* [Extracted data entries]
START
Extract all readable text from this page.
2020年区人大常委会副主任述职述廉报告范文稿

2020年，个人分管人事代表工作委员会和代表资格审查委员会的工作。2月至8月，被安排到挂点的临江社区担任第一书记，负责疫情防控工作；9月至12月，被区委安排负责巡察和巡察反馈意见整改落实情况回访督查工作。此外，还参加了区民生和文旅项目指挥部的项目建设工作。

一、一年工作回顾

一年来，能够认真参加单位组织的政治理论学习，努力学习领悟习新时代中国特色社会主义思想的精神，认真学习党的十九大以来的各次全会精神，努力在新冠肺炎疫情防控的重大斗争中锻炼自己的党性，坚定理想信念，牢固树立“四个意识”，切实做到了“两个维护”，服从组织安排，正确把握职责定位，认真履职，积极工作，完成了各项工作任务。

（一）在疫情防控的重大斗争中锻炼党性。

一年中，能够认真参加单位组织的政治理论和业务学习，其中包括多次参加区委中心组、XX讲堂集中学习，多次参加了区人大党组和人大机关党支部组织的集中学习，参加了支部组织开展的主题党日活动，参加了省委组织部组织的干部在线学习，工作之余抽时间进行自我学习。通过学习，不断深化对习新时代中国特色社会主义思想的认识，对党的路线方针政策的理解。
END
* [DO THIS] Reproduce the records word for word.

* [FINISHED EXERCISE]
Extract all readable text from this page.
2020年区人大常委会副主任述职述廉报告范文稿

2020年，个人分管人事代表工作委员会和代表资格审查委员会的工作。2月至8月，被安排到挂点的临江社区担任第一书记，负责疫情防控工作；9月至12月，被区委安排负责巡察和巡察反馈意见整改落实情况回访督查工作。此外，还参加了区民生和文旅项目指挥部的项目建设工作。

一、一年工作回顾

一年来，能够认真参加单位组织的政治理论学习，努力学习领悟习新时代中国特色社会主义思想的精神，认真学习党的十九大以来的各次全会精神，努力在新冠肺炎疫情防控的重大斗争中锻炼自己的党性，坚定理想信念，牢固树立“四个意识”，切实做到了“两个维护”，服从组织安排，正确把握职责定位，认真履职，积极工作，完成了各项工作任务。

（一）在疫情防控的重大斗争中锻炼党性。

一年中，能够认真参加单位组织的政治理论和业务学习，其中包括多次参加区委中心组、XX讲堂集中学习，多次参加了区人大党组和人大机关党支部组织的集中学习，参加了支部组织开展的主题党日活动，参加了省委组织部组织的干部在线学习，工作之余抽时间进行自我学习。通过学习，不断深化对习新时代中国特色社会主义思想的认识，对党的路线方针政策的理解。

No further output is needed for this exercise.